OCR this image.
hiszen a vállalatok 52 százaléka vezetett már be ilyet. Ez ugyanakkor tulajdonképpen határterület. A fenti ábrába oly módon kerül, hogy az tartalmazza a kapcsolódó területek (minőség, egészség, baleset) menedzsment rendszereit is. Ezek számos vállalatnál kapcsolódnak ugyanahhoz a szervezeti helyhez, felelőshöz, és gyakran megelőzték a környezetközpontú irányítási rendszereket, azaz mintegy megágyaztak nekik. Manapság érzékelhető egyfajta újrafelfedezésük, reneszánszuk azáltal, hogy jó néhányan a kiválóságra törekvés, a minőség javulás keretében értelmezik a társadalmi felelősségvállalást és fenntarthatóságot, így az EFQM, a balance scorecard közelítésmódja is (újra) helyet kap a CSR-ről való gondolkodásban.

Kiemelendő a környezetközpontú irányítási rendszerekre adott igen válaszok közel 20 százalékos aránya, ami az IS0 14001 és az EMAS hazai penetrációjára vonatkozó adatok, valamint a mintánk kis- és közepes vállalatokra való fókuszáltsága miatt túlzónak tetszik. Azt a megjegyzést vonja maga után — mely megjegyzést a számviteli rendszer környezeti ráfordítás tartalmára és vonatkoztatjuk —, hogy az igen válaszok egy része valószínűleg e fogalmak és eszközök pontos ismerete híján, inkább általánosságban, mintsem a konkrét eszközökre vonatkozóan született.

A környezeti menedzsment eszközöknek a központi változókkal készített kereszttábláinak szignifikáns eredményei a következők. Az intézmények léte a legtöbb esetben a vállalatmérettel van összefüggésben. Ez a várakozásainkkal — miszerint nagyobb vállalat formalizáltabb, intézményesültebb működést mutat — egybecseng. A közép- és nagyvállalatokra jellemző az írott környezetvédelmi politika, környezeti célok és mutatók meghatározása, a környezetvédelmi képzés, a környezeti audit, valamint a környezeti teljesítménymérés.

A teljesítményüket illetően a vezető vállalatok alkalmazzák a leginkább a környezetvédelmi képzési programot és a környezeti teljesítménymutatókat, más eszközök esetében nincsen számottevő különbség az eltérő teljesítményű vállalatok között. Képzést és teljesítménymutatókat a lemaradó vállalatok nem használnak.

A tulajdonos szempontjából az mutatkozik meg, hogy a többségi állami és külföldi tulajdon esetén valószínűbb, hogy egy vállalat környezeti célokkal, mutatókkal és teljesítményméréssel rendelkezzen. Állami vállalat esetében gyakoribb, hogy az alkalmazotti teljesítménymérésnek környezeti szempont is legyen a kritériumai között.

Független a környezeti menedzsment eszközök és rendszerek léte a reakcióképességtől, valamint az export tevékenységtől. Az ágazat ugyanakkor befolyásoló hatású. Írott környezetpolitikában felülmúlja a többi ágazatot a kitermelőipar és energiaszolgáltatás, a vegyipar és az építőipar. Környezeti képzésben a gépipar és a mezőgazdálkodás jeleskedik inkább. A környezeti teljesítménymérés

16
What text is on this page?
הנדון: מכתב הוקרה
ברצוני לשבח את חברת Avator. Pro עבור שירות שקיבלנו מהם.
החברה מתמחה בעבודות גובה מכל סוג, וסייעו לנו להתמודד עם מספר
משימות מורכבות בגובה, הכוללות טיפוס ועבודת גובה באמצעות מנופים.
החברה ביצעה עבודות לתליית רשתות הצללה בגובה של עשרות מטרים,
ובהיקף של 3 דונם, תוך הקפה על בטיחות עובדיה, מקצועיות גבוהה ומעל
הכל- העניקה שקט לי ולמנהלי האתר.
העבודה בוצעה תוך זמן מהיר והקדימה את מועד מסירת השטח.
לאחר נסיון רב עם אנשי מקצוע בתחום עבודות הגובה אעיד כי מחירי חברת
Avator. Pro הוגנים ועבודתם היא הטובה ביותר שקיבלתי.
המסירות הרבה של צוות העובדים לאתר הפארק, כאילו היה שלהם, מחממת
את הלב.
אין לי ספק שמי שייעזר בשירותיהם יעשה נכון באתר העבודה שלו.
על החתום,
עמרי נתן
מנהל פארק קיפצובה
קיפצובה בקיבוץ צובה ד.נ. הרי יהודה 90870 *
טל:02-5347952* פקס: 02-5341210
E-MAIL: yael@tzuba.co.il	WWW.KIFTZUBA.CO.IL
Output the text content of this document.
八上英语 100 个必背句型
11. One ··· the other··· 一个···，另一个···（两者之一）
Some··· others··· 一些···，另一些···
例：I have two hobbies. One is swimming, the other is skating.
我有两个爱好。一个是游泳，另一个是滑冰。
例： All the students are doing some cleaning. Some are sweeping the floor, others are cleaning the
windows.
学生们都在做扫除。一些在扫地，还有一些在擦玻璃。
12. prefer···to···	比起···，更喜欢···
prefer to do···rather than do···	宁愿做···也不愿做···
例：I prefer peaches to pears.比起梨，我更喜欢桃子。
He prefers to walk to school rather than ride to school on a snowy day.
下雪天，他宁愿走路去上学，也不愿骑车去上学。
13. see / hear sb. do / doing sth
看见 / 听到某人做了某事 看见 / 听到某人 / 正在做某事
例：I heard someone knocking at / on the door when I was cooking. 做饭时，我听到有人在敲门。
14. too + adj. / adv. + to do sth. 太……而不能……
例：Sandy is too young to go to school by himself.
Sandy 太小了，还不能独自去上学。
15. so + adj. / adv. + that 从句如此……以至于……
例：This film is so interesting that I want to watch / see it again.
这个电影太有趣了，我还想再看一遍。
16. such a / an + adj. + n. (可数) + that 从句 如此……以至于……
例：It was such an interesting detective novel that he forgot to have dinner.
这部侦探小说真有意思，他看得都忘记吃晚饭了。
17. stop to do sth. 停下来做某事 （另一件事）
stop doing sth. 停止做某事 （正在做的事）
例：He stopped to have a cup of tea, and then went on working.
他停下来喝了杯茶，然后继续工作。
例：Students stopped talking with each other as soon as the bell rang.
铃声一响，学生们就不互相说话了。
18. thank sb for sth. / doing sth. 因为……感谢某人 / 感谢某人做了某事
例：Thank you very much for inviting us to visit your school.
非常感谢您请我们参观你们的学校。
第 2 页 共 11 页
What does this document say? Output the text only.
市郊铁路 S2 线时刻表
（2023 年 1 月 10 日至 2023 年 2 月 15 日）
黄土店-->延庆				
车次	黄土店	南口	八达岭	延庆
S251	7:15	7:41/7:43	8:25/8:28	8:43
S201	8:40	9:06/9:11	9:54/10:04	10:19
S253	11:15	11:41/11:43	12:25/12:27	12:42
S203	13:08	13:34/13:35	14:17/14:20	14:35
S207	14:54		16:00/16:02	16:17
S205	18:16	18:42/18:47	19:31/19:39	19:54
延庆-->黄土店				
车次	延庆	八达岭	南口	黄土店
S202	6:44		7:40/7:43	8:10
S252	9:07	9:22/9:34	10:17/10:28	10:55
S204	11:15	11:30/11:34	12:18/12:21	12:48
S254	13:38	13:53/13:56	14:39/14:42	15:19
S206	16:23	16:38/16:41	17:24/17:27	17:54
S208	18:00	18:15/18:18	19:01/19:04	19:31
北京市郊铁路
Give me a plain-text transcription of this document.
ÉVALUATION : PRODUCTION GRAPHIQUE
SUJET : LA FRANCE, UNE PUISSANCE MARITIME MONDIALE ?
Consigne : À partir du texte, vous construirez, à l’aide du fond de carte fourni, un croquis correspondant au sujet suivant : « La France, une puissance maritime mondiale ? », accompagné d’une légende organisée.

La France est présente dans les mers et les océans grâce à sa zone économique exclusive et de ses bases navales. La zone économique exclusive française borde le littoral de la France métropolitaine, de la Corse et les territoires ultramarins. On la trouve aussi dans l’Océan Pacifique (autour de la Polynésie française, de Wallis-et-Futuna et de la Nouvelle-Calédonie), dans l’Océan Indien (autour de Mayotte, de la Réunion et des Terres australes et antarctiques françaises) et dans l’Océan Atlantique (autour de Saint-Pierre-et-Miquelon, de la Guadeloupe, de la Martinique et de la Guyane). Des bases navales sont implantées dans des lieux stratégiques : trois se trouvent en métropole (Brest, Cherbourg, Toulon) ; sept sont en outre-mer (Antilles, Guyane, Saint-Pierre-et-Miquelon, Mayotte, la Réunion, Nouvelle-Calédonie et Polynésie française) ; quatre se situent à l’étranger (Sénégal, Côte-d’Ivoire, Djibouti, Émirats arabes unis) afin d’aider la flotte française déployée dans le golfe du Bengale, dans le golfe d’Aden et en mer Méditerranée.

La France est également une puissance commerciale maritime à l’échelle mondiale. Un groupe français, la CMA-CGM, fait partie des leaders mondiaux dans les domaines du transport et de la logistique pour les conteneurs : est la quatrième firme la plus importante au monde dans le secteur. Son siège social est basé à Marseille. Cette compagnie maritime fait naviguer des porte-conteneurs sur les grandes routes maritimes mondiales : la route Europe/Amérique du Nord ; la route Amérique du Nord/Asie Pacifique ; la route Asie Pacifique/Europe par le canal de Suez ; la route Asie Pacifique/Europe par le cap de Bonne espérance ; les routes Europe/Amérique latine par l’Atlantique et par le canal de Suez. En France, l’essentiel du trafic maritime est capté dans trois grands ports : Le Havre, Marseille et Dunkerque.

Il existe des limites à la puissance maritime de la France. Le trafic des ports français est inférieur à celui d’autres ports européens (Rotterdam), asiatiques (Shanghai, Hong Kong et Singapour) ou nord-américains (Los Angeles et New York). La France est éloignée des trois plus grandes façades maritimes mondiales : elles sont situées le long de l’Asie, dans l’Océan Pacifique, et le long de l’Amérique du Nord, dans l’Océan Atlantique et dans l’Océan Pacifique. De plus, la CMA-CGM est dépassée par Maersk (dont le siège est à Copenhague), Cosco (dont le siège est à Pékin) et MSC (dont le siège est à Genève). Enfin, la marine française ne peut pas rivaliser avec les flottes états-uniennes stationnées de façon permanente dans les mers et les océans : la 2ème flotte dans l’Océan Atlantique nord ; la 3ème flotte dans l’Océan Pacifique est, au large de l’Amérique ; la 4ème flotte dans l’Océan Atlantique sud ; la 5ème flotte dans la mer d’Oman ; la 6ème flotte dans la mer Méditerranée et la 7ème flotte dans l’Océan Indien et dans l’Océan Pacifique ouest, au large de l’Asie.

**Problem to work on:** Determine how many lines of the material include the string "irányítási". Output only that count.

**Result below:** 2